------ INFORMATION GIVEN ------

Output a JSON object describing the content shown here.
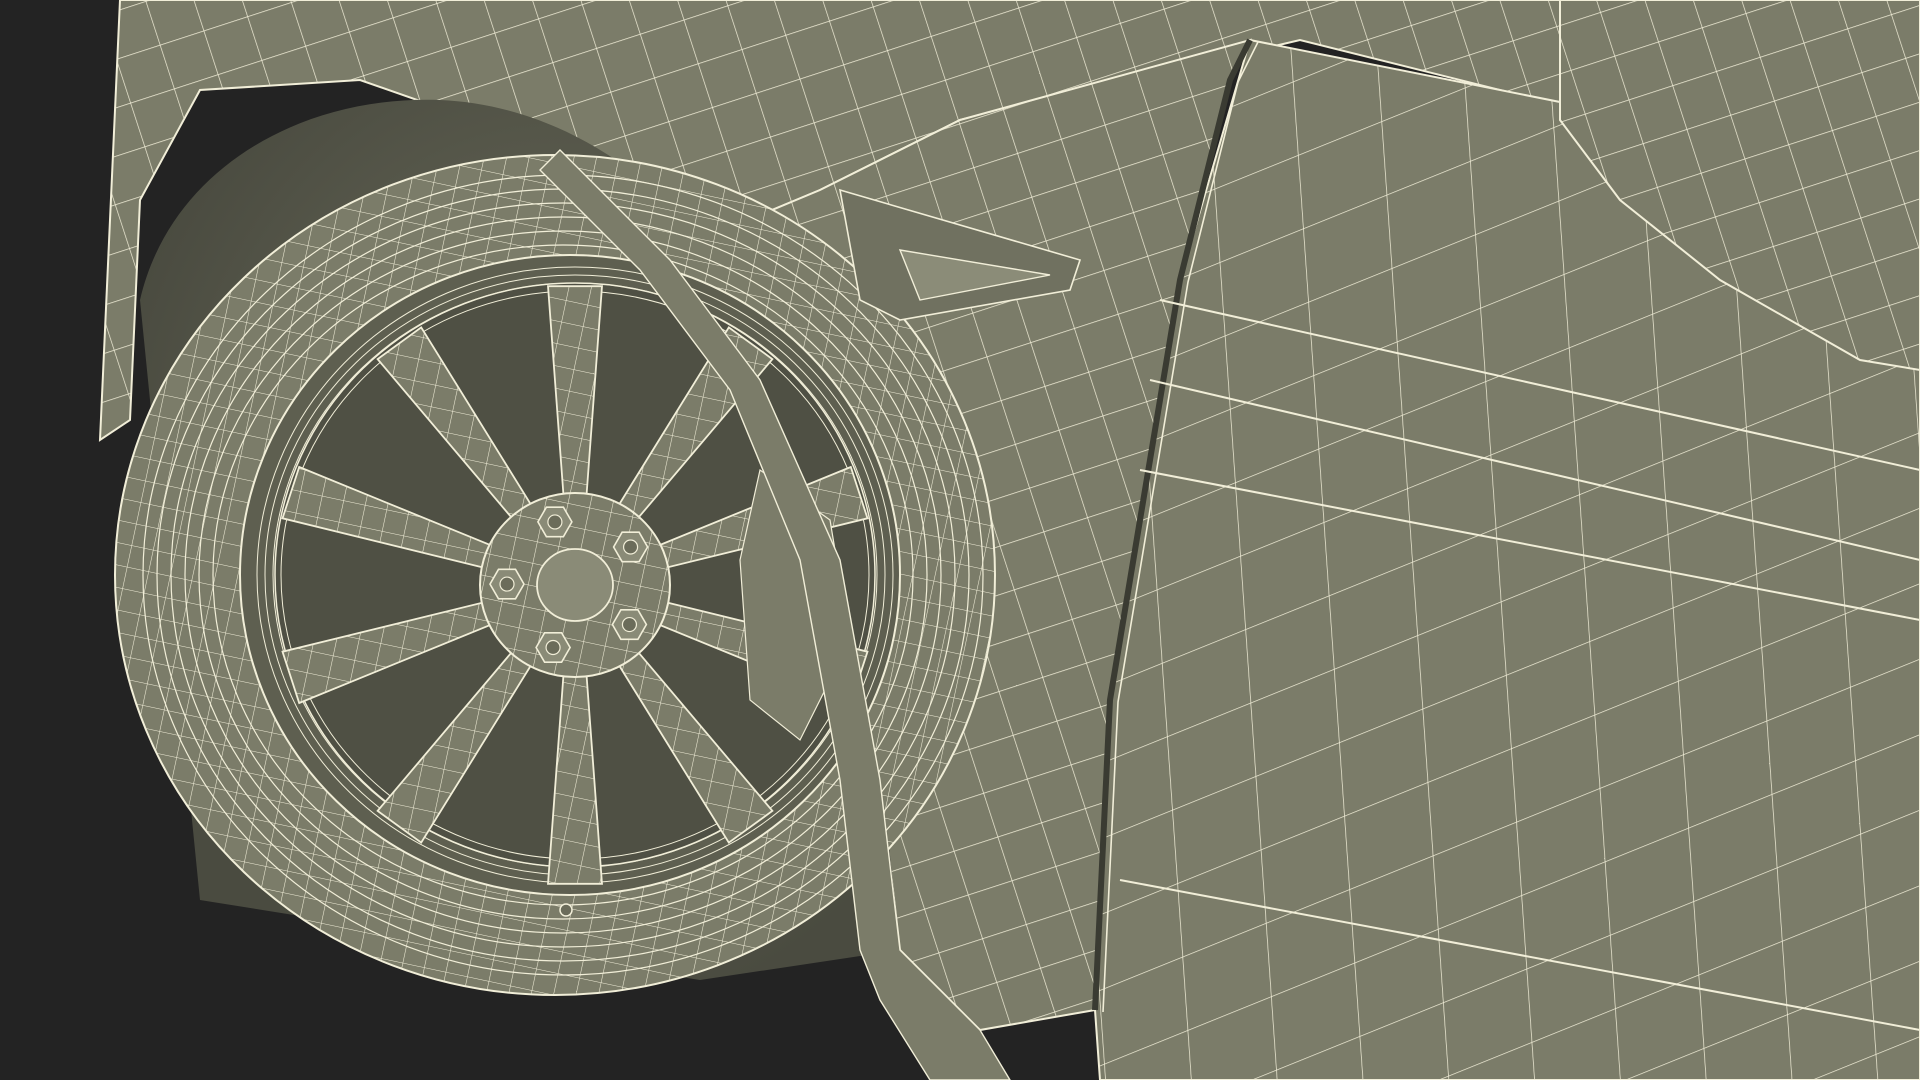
{
  "scene": {
    "subject": "car-front-wheel-wireframe",
    "render_style": "wireframe-on-shaded",
    "colors": {
      "background": "#232323",
      "surface": "#7b7c69",
      "surface_dark": "#5e5f50",
      "surface_shadow": "#4f5044",
      "wire": "#f1eed8"
    },
    "wheel": {
      "spokes": 10,
      "lug_nuts": 5
    }
  }
}
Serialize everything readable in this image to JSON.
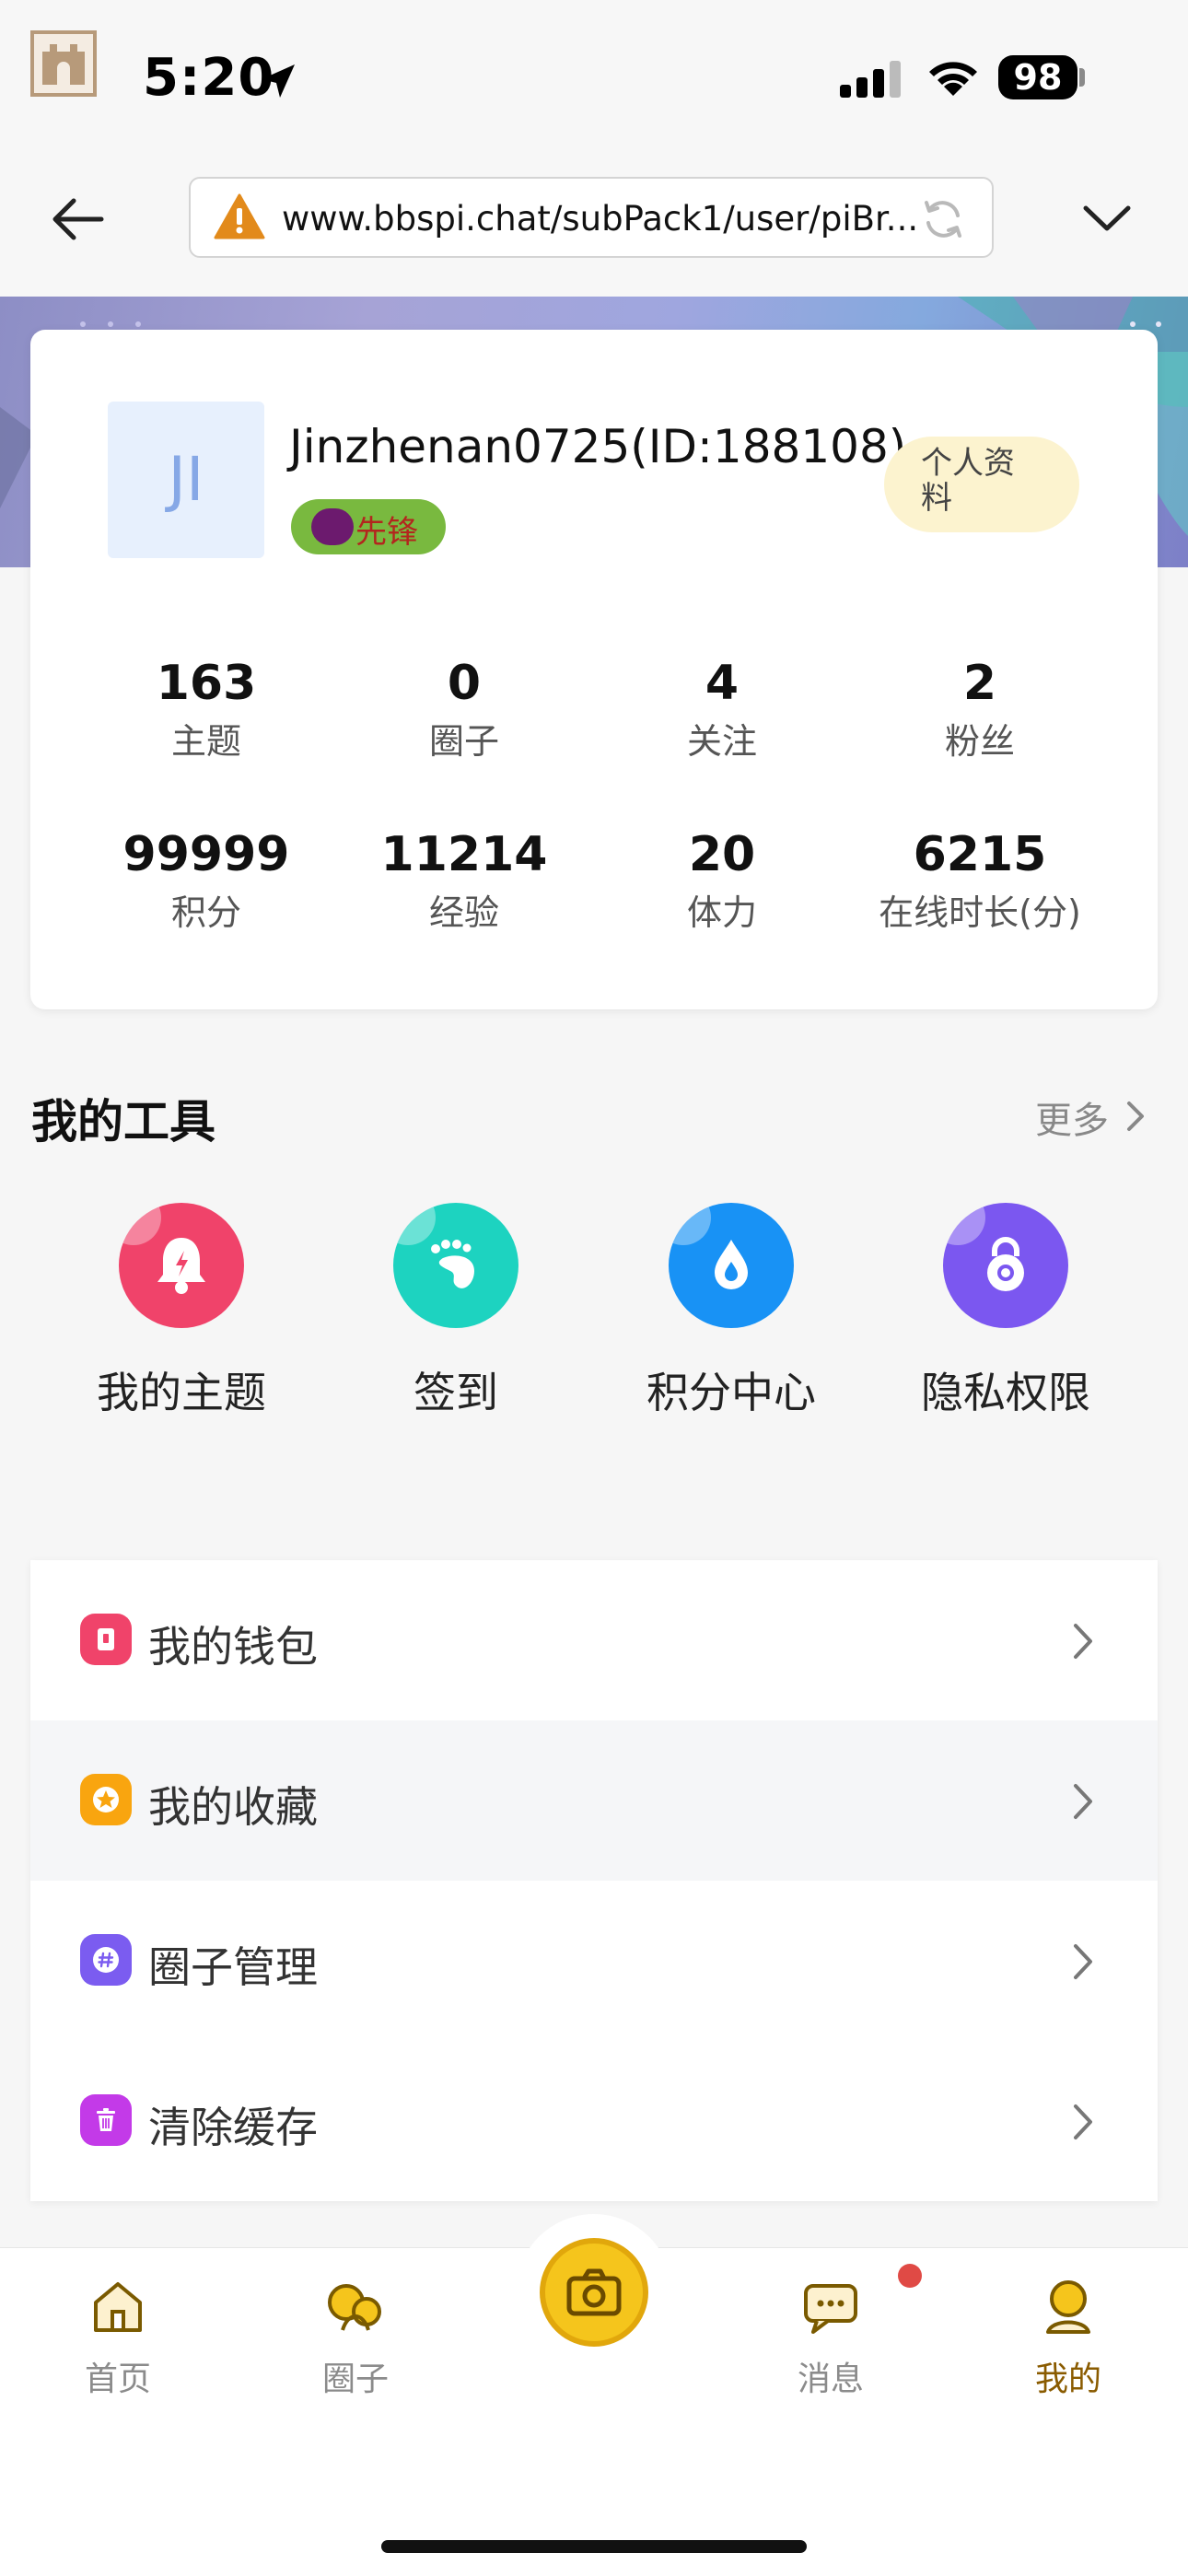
{
  "status_bar": {
    "time": "5:20",
    "battery": "98"
  },
  "browser": {
    "url": "www.bbspi.chat/subPack1/user/piBr..."
  },
  "profile": {
    "avatar_initials": "JI",
    "username": "Jinzhenan0725(ID:188108)",
    "badge_label": "先锋",
    "profile_button": "个人资料",
    "stats": [
      {
        "value": "163",
        "label": "主题"
      },
      {
        "value": "0",
        "label": "圈子"
      },
      {
        "value": "4",
        "label": "关注"
      },
      {
        "value": "2",
        "label": "粉丝"
      },
      {
        "value": "99999",
        "label": "积分"
      },
      {
        "value": "11214",
        "label": "经验"
      },
      {
        "value": "20",
        "label": "体力"
      },
      {
        "value": "6215",
        "label": "在线时长(分)"
      }
    ]
  },
  "tools": {
    "title": "我的工具",
    "more": "更多",
    "items": [
      {
        "label": "我的主题",
        "icon": "bell-icon",
        "color": "#f0436a"
      },
      {
        "label": "签到",
        "icon": "footprint-icon",
        "color": "#1dd3c0"
      },
      {
        "label": "积分中心",
        "icon": "drop-icon",
        "color": "#1892f5"
      },
      {
        "label": "隐私权限",
        "icon": "lock-icon",
        "color": "#7b57f0"
      }
    ]
  },
  "menu": [
    {
      "label": "我的钱包",
      "icon": "wallet-icon",
      "color": "#f0436a"
    },
    {
      "label": "我的收藏",
      "icon": "star-icon",
      "color": "#f9a50f"
    },
    {
      "label": "圈子管理",
      "icon": "hashtag-icon",
      "color": "#7b5cf0"
    },
    {
      "label": "清除缓存",
      "icon": "trash-icon",
      "color": "#c33ae8"
    }
  ],
  "tabs": [
    {
      "label": "首页",
      "icon": "home-icon"
    },
    {
      "label": "圈子",
      "icon": "circles-icon"
    },
    {
      "label": "消息",
      "icon": "message-icon"
    },
    {
      "label": "我的",
      "icon": "user-icon",
      "active": true
    }
  ]
}
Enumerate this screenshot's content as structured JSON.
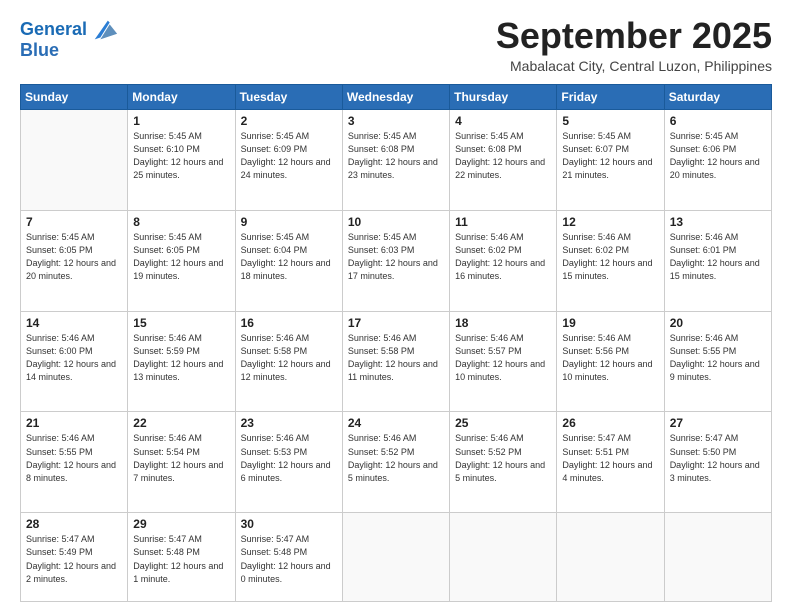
{
  "logo": {
    "line1": "General",
    "line2": "Blue"
  },
  "header": {
    "month": "September 2025",
    "location": "Mabalacat City, Central Luzon, Philippines"
  },
  "weekdays": [
    "Sunday",
    "Monday",
    "Tuesday",
    "Wednesday",
    "Thursday",
    "Friday",
    "Saturday"
  ],
  "weeks": [
    [
      null,
      {
        "day": 1,
        "sunrise": "5:45 AM",
        "sunset": "6:10 PM",
        "daylight": "12 hours and 25 minutes."
      },
      {
        "day": 2,
        "sunrise": "5:45 AM",
        "sunset": "6:09 PM",
        "daylight": "12 hours and 24 minutes."
      },
      {
        "day": 3,
        "sunrise": "5:45 AM",
        "sunset": "6:08 PM",
        "daylight": "12 hours and 23 minutes."
      },
      {
        "day": 4,
        "sunrise": "5:45 AM",
        "sunset": "6:08 PM",
        "daylight": "12 hours and 22 minutes."
      },
      {
        "day": 5,
        "sunrise": "5:45 AM",
        "sunset": "6:07 PM",
        "daylight": "12 hours and 21 minutes."
      },
      {
        "day": 6,
        "sunrise": "5:45 AM",
        "sunset": "6:06 PM",
        "daylight": "12 hours and 20 minutes."
      }
    ],
    [
      {
        "day": 7,
        "sunrise": "5:45 AM",
        "sunset": "6:05 PM",
        "daylight": "12 hours and 20 minutes."
      },
      {
        "day": 8,
        "sunrise": "5:45 AM",
        "sunset": "6:05 PM",
        "daylight": "12 hours and 19 minutes."
      },
      {
        "day": 9,
        "sunrise": "5:45 AM",
        "sunset": "6:04 PM",
        "daylight": "12 hours and 18 minutes."
      },
      {
        "day": 10,
        "sunrise": "5:45 AM",
        "sunset": "6:03 PM",
        "daylight": "12 hours and 17 minutes."
      },
      {
        "day": 11,
        "sunrise": "5:46 AM",
        "sunset": "6:02 PM",
        "daylight": "12 hours and 16 minutes."
      },
      {
        "day": 12,
        "sunrise": "5:46 AM",
        "sunset": "6:02 PM",
        "daylight": "12 hours and 15 minutes."
      },
      {
        "day": 13,
        "sunrise": "5:46 AM",
        "sunset": "6:01 PM",
        "daylight": "12 hours and 15 minutes."
      }
    ],
    [
      {
        "day": 14,
        "sunrise": "5:46 AM",
        "sunset": "6:00 PM",
        "daylight": "12 hours and 14 minutes."
      },
      {
        "day": 15,
        "sunrise": "5:46 AM",
        "sunset": "5:59 PM",
        "daylight": "12 hours and 13 minutes."
      },
      {
        "day": 16,
        "sunrise": "5:46 AM",
        "sunset": "5:58 PM",
        "daylight": "12 hours and 12 minutes."
      },
      {
        "day": 17,
        "sunrise": "5:46 AM",
        "sunset": "5:58 PM",
        "daylight": "12 hours and 11 minutes."
      },
      {
        "day": 18,
        "sunrise": "5:46 AM",
        "sunset": "5:57 PM",
        "daylight": "12 hours and 10 minutes."
      },
      {
        "day": 19,
        "sunrise": "5:46 AM",
        "sunset": "5:56 PM",
        "daylight": "12 hours and 10 minutes."
      },
      {
        "day": 20,
        "sunrise": "5:46 AM",
        "sunset": "5:55 PM",
        "daylight": "12 hours and 9 minutes."
      }
    ],
    [
      {
        "day": 21,
        "sunrise": "5:46 AM",
        "sunset": "5:55 PM",
        "daylight": "12 hours and 8 minutes."
      },
      {
        "day": 22,
        "sunrise": "5:46 AM",
        "sunset": "5:54 PM",
        "daylight": "12 hours and 7 minutes."
      },
      {
        "day": 23,
        "sunrise": "5:46 AM",
        "sunset": "5:53 PM",
        "daylight": "12 hours and 6 minutes."
      },
      {
        "day": 24,
        "sunrise": "5:46 AM",
        "sunset": "5:52 PM",
        "daylight": "12 hours and 5 minutes."
      },
      {
        "day": 25,
        "sunrise": "5:46 AM",
        "sunset": "5:52 PM",
        "daylight": "12 hours and 5 minutes."
      },
      {
        "day": 26,
        "sunrise": "5:47 AM",
        "sunset": "5:51 PM",
        "daylight": "12 hours and 4 minutes."
      },
      {
        "day": 27,
        "sunrise": "5:47 AM",
        "sunset": "5:50 PM",
        "daylight": "12 hours and 3 minutes."
      }
    ],
    [
      {
        "day": 28,
        "sunrise": "5:47 AM",
        "sunset": "5:49 PM",
        "daylight": "12 hours and 2 minutes."
      },
      {
        "day": 29,
        "sunrise": "5:47 AM",
        "sunset": "5:48 PM",
        "daylight": "12 hours and 1 minute."
      },
      {
        "day": 30,
        "sunrise": "5:47 AM",
        "sunset": "5:48 PM",
        "daylight": "12 hours and 0 minutes."
      },
      null,
      null,
      null,
      null
    ]
  ]
}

------

Return a copy of every line that includes the word "JSON".

CORRECT RESULT
Output a JSON object describing the content shown here.
Serialize everything readable in this image to JSON.
Enumerate this screenshot's content as structured JSON.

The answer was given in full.